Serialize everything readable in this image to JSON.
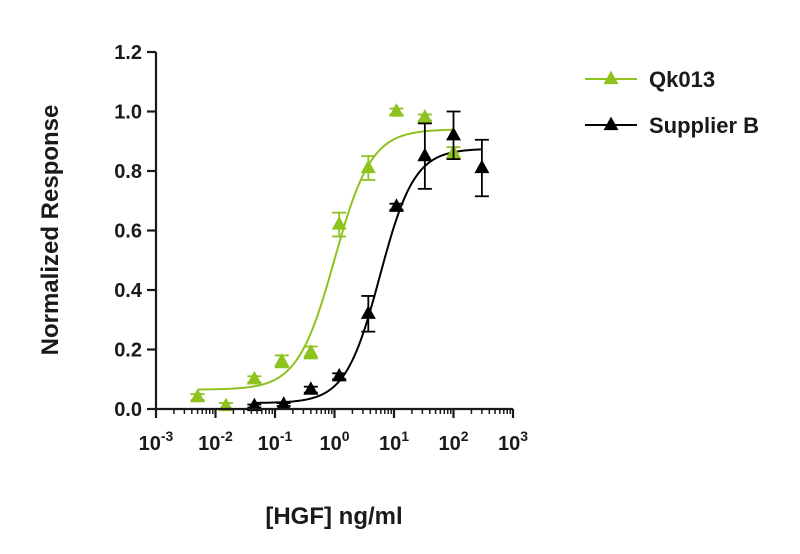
{
  "chart_data": {
    "type": "scatter",
    "xlabel": "[HGF] ng/ml",
    "ylabel": "Normalized Response",
    "x_scale": "log10",
    "xlim": [
      0.001,
      1000
    ],
    "ylim": [
      0,
      1.2
    ],
    "x_ticks": [
      {
        "base": "10",
        "exp": "-3",
        "value": 0.001
      },
      {
        "base": "10",
        "exp": "-2",
        "value": 0.01
      },
      {
        "base": "10",
        "exp": "-1",
        "value": 0.1
      },
      {
        "base": "10",
        "exp": "0",
        "value": 1
      },
      {
        "base": "10",
        "exp": "1",
        "value": 10
      },
      {
        "base": "10",
        "exp": "2",
        "value": 100
      },
      {
        "base": "10",
        "exp": "3",
        "value": 1000
      }
    ],
    "y_ticks": [
      "0.0",
      "0.2",
      "0.4",
      "0.6",
      "0.8",
      "1.0",
      "1.2"
    ],
    "grid": false,
    "legend_position": "top-right",
    "series": [
      {
        "name": "Qk013",
        "color": "#8dc21f",
        "marker": "triangle",
        "points": [
          {
            "x": 0.005,
            "y": 0.04,
            "err": 0.01
          },
          {
            "x": 0.015,
            "y": 0.01,
            "err": 0.01
          },
          {
            "x": 0.045,
            "y": 0.1,
            "err": 0.01
          },
          {
            "x": 0.13,
            "y": 0.16,
            "err": 0.02
          },
          {
            "x": 0.4,
            "y": 0.19,
            "err": 0.02
          },
          {
            "x": 1.2,
            "y": 0.62,
            "err": 0.04
          },
          {
            "x": 3.7,
            "y": 0.81,
            "err": 0.04
          },
          {
            "x": 11,
            "y": 1.0,
            "err": 0.01
          },
          {
            "x": 33,
            "y": 0.98,
            "err": 0.01
          },
          {
            "x": 100,
            "y": 0.86,
            "err": 0.02
          }
        ],
        "fit": {
          "bottom": 0.065,
          "top": 0.94,
          "ec50": 1.0,
          "hill": 1.4
        }
      },
      {
        "name": "Supplier B",
        "color": "#000000",
        "marker": "triangle",
        "points": [
          {
            "x": 0.045,
            "y": 0.01,
            "err": 0.005
          },
          {
            "x": 0.14,
            "y": 0.015,
            "err": 0.005
          },
          {
            "x": 0.4,
            "y": 0.065,
            "err": 0.01
          },
          {
            "x": 1.2,
            "y": 0.11,
            "err": 0.01
          },
          {
            "x": 3.7,
            "y": 0.32,
            "err": 0.06
          },
          {
            "x": 11,
            "y": 0.68,
            "err": 0.01
          },
          {
            "x": 33,
            "y": 0.85,
            "err": 0.11
          },
          {
            "x": 100,
            "y": 0.92,
            "err": 0.08
          },
          {
            "x": 300,
            "y": 0.81,
            "err": 0.095
          }
        ],
        "fit": {
          "bottom": 0.02,
          "top": 0.875,
          "ec50": 5.8,
          "hill": 1.5
        }
      }
    ]
  }
}
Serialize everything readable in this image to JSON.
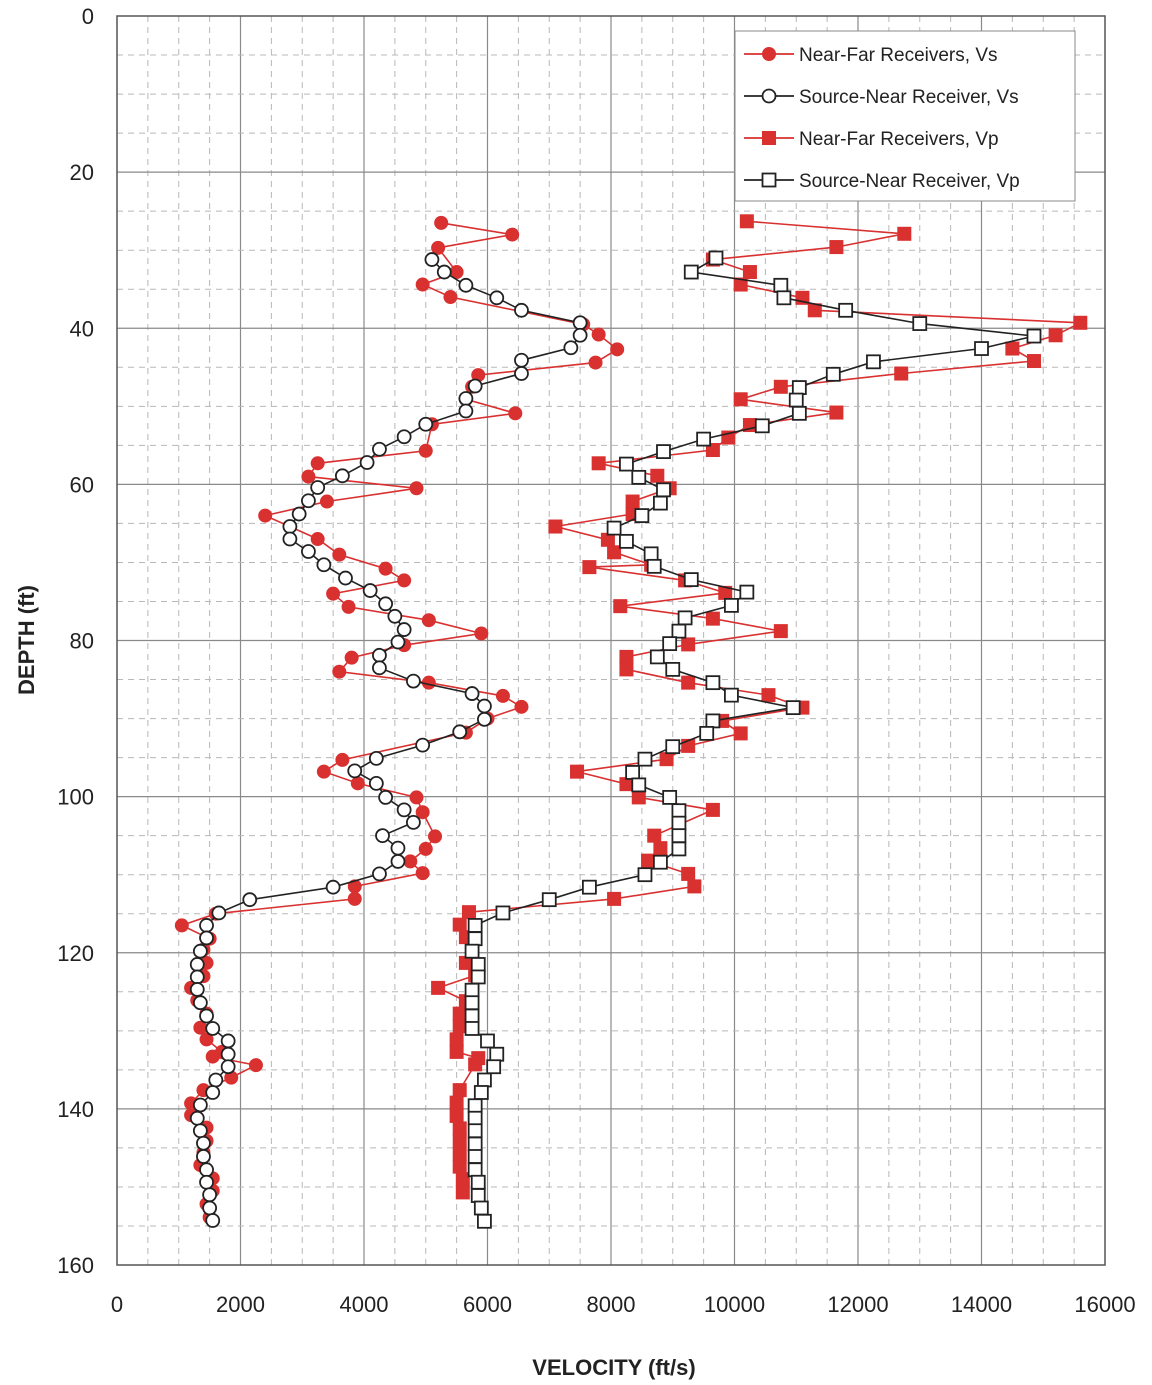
= = = =
• _Given problem_: Reproduce the records, all of them, word for word; omit the pictures.

• _Result of the exercise_:
Serialize everything readable in this image to JSON.
{
  "chart_data": {
    "type": "scatter",
    "xlabel": "[HGF] ng/ml",
    "ylabel": "Normalized Response",
    "x_scale": "log10",
    "xlim": [
      0.001,
      1000
    ],
    "ylim": [
      0,
      1.2
    ],
    "x_ticks": [
      {
        "base": "10",
        "exp": "-3",
        "value": 0.001
      },
      {
        "base": "10",
        "exp": "-2",
        "value": 0.01
      },
      {
        "base": "10",
        "exp": "-1",
        "value": 0.1
      },
      {
        "base": "10",
        "exp": "0",
        "value": 1
      },
      {
        "base": "10",
        "exp": "1",
        "value": 10
      },
      {
        "base": "10",
        "exp": "2",
        "value": 100
      },
      {
        "base": "10",
        "exp": "3",
        "value": 1000
      }
    ],
    "y_ticks": [
      "0.0",
      "0.2",
      "0.4",
      "0.6",
      "0.8",
      "1.0",
      "1.2"
    ],
    "grid": false,
    "legend_position": "top-right",
    "series": [
      {
        "name": "Qk013",
        "color": "#8dc21f",
        "marker": "triangle",
        "points": [
          {
            "x": 0.005,
            "y": 0.04,
            "err": 0.01
          },
          {
            "x": 0.015,
            "y": 0.01,
            "err": 0.01
          },
          {
            "x": 0.045,
            "y": 0.1,
            "err": 0.01
          },
          {
            "x": 0.13,
            "y": 0.16,
            "err": 0.02
          },
          {
            "x": 0.4,
            "y": 0.19,
            "err": 0.02
          },
          {
            "x": 1.2,
            "y": 0.62,
            "err": 0.04
          },
          {
            "x": 3.7,
            "y": 0.81,
            "err": 0.04
          },
          {
            "x": 11,
            "y": 1.0,
            "err": 0.01
          },
          {
            "x": 33,
            "y": 0.98,
            "err": 0.01
          },
          {
            "x": 100,
            "y": 0.86,
            "err": 0.02
          }
        ],
        "fit": {
          "bottom": 0.065,
          "top": 0.94,
          "ec50": 1.0,
          "hill": 1.4
        }
      },
      {
        "name": "Supplier B",
        "color": "#000000",
        "marker": "triangle",
        "points": [
          {
            "x": 0.045,
            "y": 0.01,
            "err": 0.005
          },
          {
            "x": 0.14,
            "y": 0.015,
            "err": 0.005
          },
          {
            "x": 0.4,
            "y": 0.065,
            "err": 0.01
          },
          {
            "x": 1.2,
            "y": 0.11,
            "err": 0.01
          },
          {
            "x": 3.7,
            "y": 0.32,
            "err": 0.06
          },
          {
            "x": 11,
            "y": 0.68,
            "err": 0.01
          },
          {
            "x": 33,
            "y": 0.85,
            "err": 0.11
          },
          {
            "x": 100,
            "y": 0.92,
            "err": 0.08
          },
          {
            "x": 300,
            "y": 0.81,
            "err": 0.095
          }
        ],
        "fit": {
          "bottom": 0.02,
          "top": 0.875,
          "ec50": 5.8,
          "hill": 1.5
        }
      }
    ]
  }
}
Serialize everything readable in this image to JSON.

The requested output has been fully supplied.